Written request -
Exclude all pictures, then copy each of the records exactly as written.

>> begin Task input

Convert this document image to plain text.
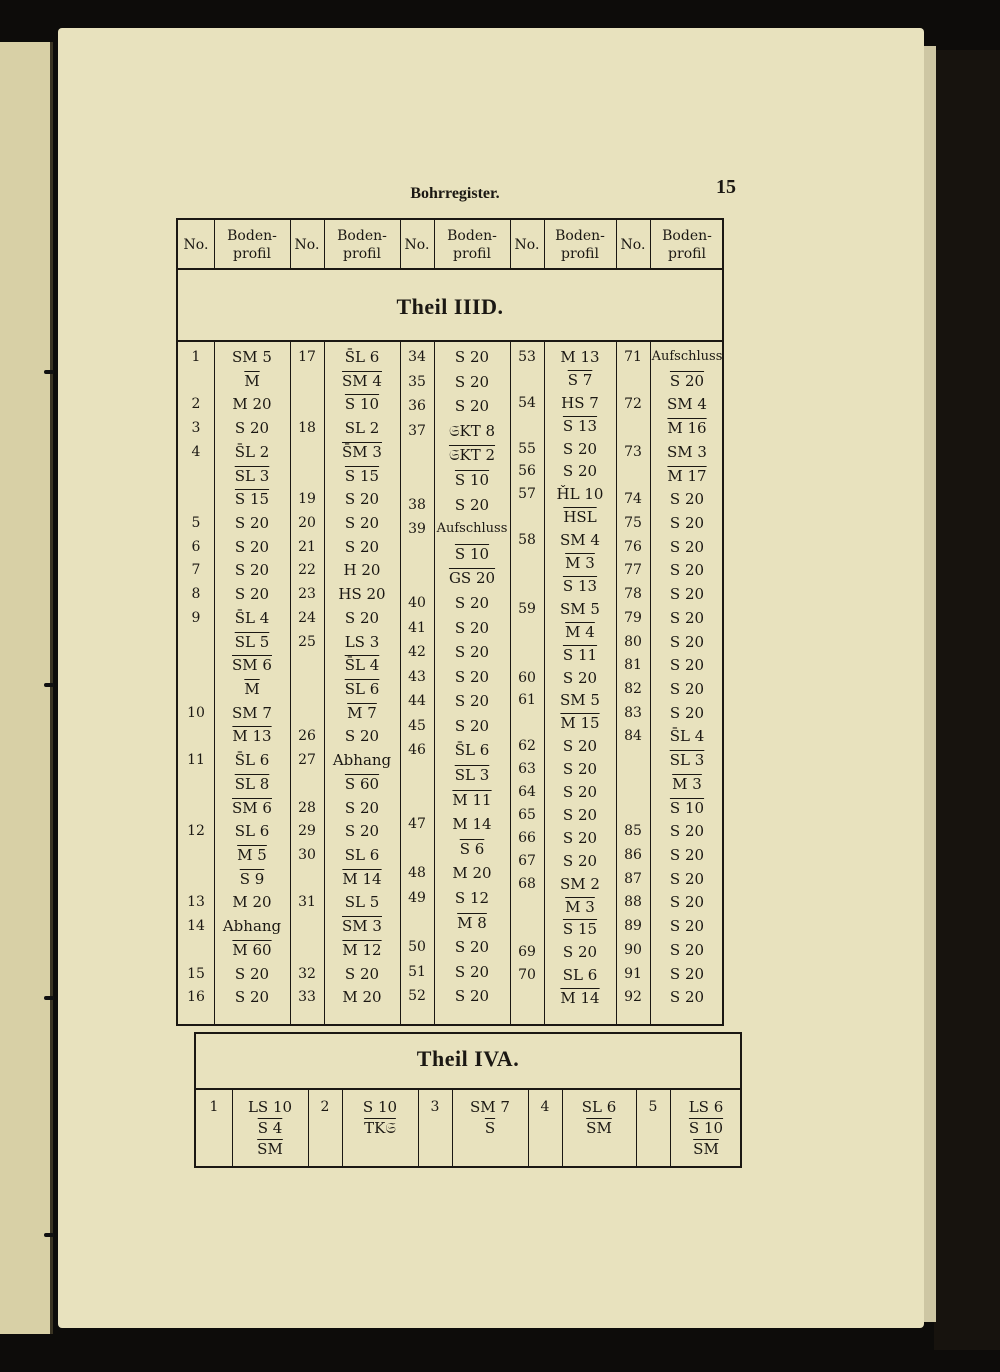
Bohrregister.	15
Theil IIID.
No.
Boden-
profil
No.
Boden-
profil
No.
Boden-
profil
No.
Boden-
profil
No.
Boden-
profil
1 SM 5
$\overline{M}$
2 M 20
3 S 20
4 S̄L 2
SL 3
S 15
5 S 20
6 S 20
7 S 20
8 S 20
9 S̄L 4
SL 5
SM 6
$\overline{M}$
10 SM 7
M 13
11 S̄L 6
SL 8
SM 6
12 SL 6
M 5
S 9
13 M 20
14 Abhang
M 60
15 S 20
16 S 20
17 S̄L 6
SM 4
S 10
18 SL 2
S̄M 3
S 15
19 S 20
20 S 20
21 S 20
22 H 20
23 HS 20
24 S 20
25 LS 3
S̄L 4
SL 6
M 7
26 S 20
27 Abhang
S 60
28 S 20
29 S 20
30 SL 6
M 14
31 SL 5
SM 3
M 12
32 S 20
33 M 20
34 S 20
35 S 20
36 S 20
37 𝔖KT 8
𝔖KT 2
S 10
38 S 20
39 Aufschluss
S 10
GS 20
40 S 20
41 S 20
42 S 20
43 S 20
44 S 20
45 S 20
46 S̄L 6
SL 3
M 11
47 M 14
S 6
48 M 20
49 S 12
M 8
50 S 20
51 S 20
52 S 20
53 M 13
S 7
54 HS 7
S 13
55 S 20
56 S 20
57 ȞL 10
$\overline{HSL}$
58 SM 4
M 3
S 13
59 SM 5
M 4
S 11
60 S 20
61 SM 5
M 15
62 S 20
63 S 20
64 S 20
65 S 20
66 S 20
67 S 20
68 SM 2
M 3
S 15
69 S 20
70 SL 6
M 14
71 Aufschluss
S 20
72 SM 4
M 16
73 SM 3
M 17
74 S 20
75 S 20
76 S 20
77 S 20
78 S 20
79 S 20
80 S 20
81 S 20
82 S 20
83 S 20
84 S̄L 4
SL 3
M 3
S 10
85 S 20
86 S 20
87 S 20
88 S 20
89 S 20
90 S 20
91 S 20
92 S 20
Theil IVA.
1 LS 10
S 4
$\overline{SM}$
2 S 10
TK𝔖
3 SM 7
$\overline{S}$
4 SL 6
$\overline{SM}$
5 LS 6
S 10
$\overline{SM}$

>> end Task input

Response -
Convert this document image to plain text.
Bohrregister.	15
Theil IIID.
No.
Boden-
profil
No.
Boden-
profil
No.
Boden-
profil
No.
Boden-
profil
No.
Boden-
profil
1 SM 5
$\overline{M}$
2 M 20
3 S 20
4 S̄L 2
SL 3
S 15
5 S 20
6 S 20
7 S 20
8 S 20
9 S̄L 4
SL 5
SM 6
$\overline{M}$
10 SM 7
M 13
11 S̄L 6
SL 8
SM 6
12 SL 6
M 5
S 9
13 M 20
14 Abhang
M 60
15 S 20
16 S 20
17 S̄L 6
SM 4
S 10
18 SL 2
S̄M 3
S 15
19 S 20
20 S 20
21 S 20
22 H 20
23 HS 20
24 S 20
25 LS 3
S̄L 4
SL 6
M 7
26 S 20
27 Abhang
S 60
28 S 20
29 S 20
30 SL 6
M 14
31 SL 5
SM 3
M 12
32 S 20
33 M 20
34 S 20
35 S 20
36 S 20
37 𝔖KT 8
𝔖KT 2
S 10
38 S 20
39 Aufschluss
S 10
GS 20
40 S 20
41 S 20
42 S 20
43 S 20
44 S 20
45 S 20
46 S̄L 6
SL 3
M 11
47 M 14
S 6
48 M 20
49 S 12
M 8
50 S 20
51 S 20
52 S 20
53 M 13
S 7
54 HS 7
S 13
55 S 20
56 S 20
57 ȞL 10
$\overline{HSL}$
58 SM 4
M 3
S 13
59 SM 5
M 4
S 11
60 S 20
61 SM 5
M 15
62 S 20
63 S 20
64 S 20
65 S 20
66 S 20
67 S 20
68 SM 2
M 3
S 15
69 S 20
70 SL 6
M 14
71 Aufschluss
S 20
72 SM 4
M 16
73 SM 3
M 17
74 S 20
75 S 20
76 S 20
77 S 20
78 S 20
79 S 20
80 S 20
81 S 20
82 S 20
83 S 20
84 S̄L 4
SL 3
M 3
S 10
85 S 20
86 S 20
87 S 20
88 S 20
89 S 20
90 S 20
91 S 20
92 S 20
Theil IVA.
1 LS 10
S 4
$\overline{SM}$
2 S 10
TK𝔖
3 SM 7
$\overline{S}$
4 SL 6
$\overline{SM}$
5 LS 6
S 10
$\overline{SM}$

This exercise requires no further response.